Look through the lines below and extract each one that contains "Unif".

— Start Input for this task —

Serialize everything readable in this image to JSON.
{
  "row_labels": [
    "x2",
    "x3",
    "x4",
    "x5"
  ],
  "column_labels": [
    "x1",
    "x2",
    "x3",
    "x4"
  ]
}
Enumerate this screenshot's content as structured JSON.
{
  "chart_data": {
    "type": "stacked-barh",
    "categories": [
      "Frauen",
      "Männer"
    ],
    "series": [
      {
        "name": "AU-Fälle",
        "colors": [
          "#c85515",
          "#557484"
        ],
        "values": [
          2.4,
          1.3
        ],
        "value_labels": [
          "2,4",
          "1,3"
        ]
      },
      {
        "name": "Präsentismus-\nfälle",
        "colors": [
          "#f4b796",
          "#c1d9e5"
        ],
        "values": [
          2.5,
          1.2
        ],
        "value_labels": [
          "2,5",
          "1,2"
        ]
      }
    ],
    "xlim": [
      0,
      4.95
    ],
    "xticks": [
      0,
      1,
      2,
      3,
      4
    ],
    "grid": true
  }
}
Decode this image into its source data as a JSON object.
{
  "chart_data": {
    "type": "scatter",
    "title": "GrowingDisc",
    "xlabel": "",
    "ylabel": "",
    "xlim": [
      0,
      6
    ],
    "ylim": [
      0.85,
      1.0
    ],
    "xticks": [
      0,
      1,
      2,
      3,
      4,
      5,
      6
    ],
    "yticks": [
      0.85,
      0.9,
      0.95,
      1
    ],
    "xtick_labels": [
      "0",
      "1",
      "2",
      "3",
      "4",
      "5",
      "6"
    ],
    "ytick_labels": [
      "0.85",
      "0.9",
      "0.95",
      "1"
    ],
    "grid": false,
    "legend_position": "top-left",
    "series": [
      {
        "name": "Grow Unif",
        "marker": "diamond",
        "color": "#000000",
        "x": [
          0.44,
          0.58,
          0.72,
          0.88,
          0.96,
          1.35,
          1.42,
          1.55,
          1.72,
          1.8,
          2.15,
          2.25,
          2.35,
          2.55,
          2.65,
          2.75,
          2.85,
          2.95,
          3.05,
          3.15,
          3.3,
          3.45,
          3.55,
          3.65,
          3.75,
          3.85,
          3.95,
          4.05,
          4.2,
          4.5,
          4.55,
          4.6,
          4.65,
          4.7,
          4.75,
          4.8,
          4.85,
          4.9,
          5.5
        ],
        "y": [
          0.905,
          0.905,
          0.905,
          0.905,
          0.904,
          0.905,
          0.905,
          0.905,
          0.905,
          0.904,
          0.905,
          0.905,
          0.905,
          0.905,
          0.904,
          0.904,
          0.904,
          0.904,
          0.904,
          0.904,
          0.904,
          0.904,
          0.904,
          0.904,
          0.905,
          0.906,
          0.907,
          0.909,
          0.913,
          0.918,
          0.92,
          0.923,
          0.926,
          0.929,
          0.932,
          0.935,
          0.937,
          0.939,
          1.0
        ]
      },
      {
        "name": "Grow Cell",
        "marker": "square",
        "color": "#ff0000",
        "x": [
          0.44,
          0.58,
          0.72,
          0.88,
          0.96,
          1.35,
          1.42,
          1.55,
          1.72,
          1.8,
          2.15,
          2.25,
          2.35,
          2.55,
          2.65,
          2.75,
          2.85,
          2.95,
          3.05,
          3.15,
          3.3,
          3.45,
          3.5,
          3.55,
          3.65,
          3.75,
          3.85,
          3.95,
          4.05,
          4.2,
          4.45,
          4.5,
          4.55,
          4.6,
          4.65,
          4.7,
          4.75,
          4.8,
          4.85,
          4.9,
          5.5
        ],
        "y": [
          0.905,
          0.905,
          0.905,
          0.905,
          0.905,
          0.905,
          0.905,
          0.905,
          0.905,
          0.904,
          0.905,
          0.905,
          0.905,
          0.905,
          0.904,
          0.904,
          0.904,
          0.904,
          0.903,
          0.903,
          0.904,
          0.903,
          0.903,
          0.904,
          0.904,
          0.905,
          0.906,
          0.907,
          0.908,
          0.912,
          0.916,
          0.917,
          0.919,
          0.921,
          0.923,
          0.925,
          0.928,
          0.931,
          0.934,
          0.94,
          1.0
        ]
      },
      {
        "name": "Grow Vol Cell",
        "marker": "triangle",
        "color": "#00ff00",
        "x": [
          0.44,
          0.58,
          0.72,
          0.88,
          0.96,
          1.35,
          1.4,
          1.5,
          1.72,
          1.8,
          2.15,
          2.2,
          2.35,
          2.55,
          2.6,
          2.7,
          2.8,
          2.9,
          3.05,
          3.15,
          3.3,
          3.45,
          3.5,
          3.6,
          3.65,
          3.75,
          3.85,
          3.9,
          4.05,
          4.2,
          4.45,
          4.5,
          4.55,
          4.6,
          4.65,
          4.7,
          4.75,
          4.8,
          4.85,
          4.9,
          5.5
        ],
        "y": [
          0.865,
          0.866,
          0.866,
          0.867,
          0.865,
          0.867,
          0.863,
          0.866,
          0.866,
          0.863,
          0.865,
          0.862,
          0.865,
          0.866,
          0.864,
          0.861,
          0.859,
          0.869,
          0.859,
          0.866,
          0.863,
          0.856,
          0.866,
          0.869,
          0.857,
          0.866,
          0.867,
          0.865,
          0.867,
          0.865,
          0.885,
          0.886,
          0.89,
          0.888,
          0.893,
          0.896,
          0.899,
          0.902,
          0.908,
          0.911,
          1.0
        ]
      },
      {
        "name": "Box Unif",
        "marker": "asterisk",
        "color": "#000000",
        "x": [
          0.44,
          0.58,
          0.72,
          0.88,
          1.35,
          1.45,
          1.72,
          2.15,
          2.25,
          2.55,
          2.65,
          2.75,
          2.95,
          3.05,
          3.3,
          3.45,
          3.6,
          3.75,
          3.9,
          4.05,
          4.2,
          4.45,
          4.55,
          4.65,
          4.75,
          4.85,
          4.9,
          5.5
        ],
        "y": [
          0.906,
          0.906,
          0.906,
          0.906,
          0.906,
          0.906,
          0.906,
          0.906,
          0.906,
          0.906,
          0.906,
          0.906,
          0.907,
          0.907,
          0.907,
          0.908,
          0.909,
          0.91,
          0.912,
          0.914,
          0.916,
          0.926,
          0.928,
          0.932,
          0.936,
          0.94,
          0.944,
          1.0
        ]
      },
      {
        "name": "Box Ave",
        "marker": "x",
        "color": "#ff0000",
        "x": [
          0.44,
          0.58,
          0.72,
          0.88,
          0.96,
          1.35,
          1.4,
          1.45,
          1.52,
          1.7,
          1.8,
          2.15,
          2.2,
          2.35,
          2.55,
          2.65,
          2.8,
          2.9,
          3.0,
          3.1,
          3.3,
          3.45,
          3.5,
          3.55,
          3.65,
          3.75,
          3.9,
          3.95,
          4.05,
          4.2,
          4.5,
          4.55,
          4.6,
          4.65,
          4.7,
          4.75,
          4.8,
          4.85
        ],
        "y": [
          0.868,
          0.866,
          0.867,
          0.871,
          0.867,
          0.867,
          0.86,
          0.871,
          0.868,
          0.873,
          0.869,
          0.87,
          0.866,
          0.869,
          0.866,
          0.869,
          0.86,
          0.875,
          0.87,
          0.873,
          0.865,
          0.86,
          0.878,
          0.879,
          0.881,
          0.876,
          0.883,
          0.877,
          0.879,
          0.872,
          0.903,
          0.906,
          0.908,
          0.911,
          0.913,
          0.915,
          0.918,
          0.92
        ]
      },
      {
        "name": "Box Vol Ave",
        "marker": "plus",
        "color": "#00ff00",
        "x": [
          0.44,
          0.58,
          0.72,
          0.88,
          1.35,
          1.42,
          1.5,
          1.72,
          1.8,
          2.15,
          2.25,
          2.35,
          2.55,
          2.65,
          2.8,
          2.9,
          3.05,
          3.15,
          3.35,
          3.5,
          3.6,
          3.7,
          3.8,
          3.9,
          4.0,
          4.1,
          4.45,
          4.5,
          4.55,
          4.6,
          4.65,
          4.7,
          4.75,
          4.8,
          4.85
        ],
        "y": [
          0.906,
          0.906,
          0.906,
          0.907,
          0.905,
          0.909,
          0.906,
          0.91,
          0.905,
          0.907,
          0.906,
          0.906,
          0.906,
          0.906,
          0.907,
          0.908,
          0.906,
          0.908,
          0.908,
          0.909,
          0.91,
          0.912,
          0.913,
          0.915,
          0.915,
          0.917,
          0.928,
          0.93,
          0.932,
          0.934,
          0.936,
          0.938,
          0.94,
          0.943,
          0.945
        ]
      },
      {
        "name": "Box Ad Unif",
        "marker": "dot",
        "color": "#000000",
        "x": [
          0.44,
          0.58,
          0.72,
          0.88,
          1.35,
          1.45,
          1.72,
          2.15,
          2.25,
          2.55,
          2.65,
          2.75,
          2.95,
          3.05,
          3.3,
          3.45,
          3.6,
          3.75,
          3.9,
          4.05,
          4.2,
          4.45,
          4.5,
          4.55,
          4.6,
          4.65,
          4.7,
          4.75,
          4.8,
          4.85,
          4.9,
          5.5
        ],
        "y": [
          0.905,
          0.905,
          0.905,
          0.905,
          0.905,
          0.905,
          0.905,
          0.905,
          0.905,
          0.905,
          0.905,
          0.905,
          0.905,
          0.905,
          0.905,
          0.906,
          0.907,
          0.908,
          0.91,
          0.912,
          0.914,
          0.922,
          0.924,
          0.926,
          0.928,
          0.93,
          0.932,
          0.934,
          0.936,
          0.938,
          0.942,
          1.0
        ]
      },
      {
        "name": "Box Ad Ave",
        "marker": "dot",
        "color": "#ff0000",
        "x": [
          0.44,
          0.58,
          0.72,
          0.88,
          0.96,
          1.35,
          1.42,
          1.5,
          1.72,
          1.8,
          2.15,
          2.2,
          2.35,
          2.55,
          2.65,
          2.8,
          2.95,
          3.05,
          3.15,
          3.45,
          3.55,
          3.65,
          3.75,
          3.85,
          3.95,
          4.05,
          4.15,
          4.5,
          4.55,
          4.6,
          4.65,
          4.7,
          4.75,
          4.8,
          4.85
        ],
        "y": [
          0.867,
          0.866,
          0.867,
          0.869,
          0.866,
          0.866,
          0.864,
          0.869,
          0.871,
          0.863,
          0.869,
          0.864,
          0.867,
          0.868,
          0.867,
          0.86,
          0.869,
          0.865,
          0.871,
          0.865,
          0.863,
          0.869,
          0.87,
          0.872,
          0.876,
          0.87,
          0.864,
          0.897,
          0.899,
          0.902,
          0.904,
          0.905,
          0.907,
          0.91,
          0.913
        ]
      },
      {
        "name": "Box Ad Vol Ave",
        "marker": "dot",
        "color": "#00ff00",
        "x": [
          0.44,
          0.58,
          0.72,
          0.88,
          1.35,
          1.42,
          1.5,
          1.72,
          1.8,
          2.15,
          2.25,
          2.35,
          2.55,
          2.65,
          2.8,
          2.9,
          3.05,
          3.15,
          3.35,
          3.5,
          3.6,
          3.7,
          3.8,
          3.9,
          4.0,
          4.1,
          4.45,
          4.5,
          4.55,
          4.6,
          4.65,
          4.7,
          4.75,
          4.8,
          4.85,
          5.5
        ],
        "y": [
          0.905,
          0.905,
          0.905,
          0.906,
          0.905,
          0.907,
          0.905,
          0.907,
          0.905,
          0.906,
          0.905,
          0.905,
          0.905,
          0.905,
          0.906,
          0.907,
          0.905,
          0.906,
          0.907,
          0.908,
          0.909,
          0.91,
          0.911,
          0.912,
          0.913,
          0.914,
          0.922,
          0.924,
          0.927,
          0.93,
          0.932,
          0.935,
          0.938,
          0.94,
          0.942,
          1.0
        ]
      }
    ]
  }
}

— End Input for this task —

> Task result:
        "name": "Grow Unif",
        "name": "Box Unif",
        "name": "Box Ad Unif",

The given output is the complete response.